====== RECORDS FOR THE TASK
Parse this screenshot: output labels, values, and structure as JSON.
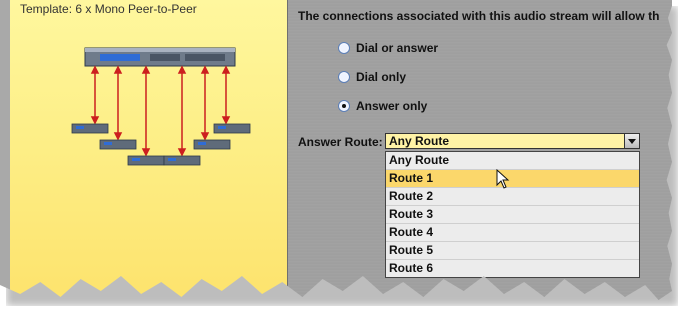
{
  "template_title": "Template: 6 x Mono Peer-to-Peer",
  "intro_text": "The connections associated with this audio stream will allow th",
  "radio_options": [
    {
      "label": "Dial or answer",
      "checked": false
    },
    {
      "label": "Dial only",
      "checked": false
    },
    {
      "label": "Answer only",
      "checked": true
    }
  ],
  "answer_route": {
    "label": "Answer Route:",
    "selected": "Any Route",
    "options": [
      "Any Route",
      "Route 1",
      "Route 2",
      "Route 3",
      "Route 4",
      "Route 5",
      "Route 6"
    ],
    "highlighted": "Route 1"
  },
  "colors": {
    "accent_yellow": "#fde36d",
    "hover": "#fbd76b",
    "arrow_red": "#cc1f1f"
  },
  "icons": {
    "cursor": "arrow-cursor-icon",
    "dropdown": "chevron-down-icon",
    "device": "rack-device-icon"
  }
}
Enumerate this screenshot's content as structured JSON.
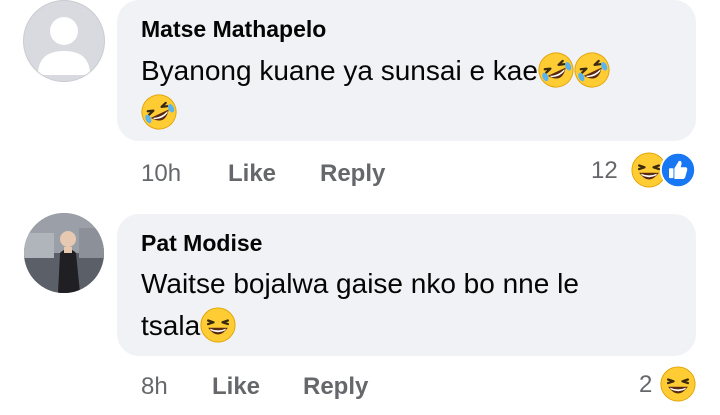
============
**REQUIRED WORK**
Retype each record exactly as it stands, but do not include the pictures.

**FINAL RESULT**
Parse this screenshot: output labels, values, and structure as JSON.
{
  "template_title": "Template: 6 x Mono Peer-to-Peer",
  "intro_text": "The connections associated with this audio stream will allow th",
  "radio_options": [
    {
      "label": "Dial or answer",
      "checked": false
    },
    {
      "label": "Dial only",
      "checked": false
    },
    {
      "label": "Answer only",
      "checked": true
    }
  ],
  "answer_route": {
    "label": "Answer Route:",
    "selected": "Any Route",
    "options": [
      "Any Route",
      "Route 1",
      "Route 2",
      "Route 3",
      "Route 4",
      "Route 5",
      "Route 6"
    ],
    "highlighted": "Route 1"
  },
  "colors": {
    "accent_yellow": "#fde36d",
    "hover": "#fbd76b",
    "arrow_red": "#cc1f1f"
  },
  "icons": {
    "cursor": "arrow-cursor-icon",
    "dropdown": "chevron-down-icon",
    "device": "rack-device-icon"
  }
}
Enumerate this screenshot's content as structured JSON.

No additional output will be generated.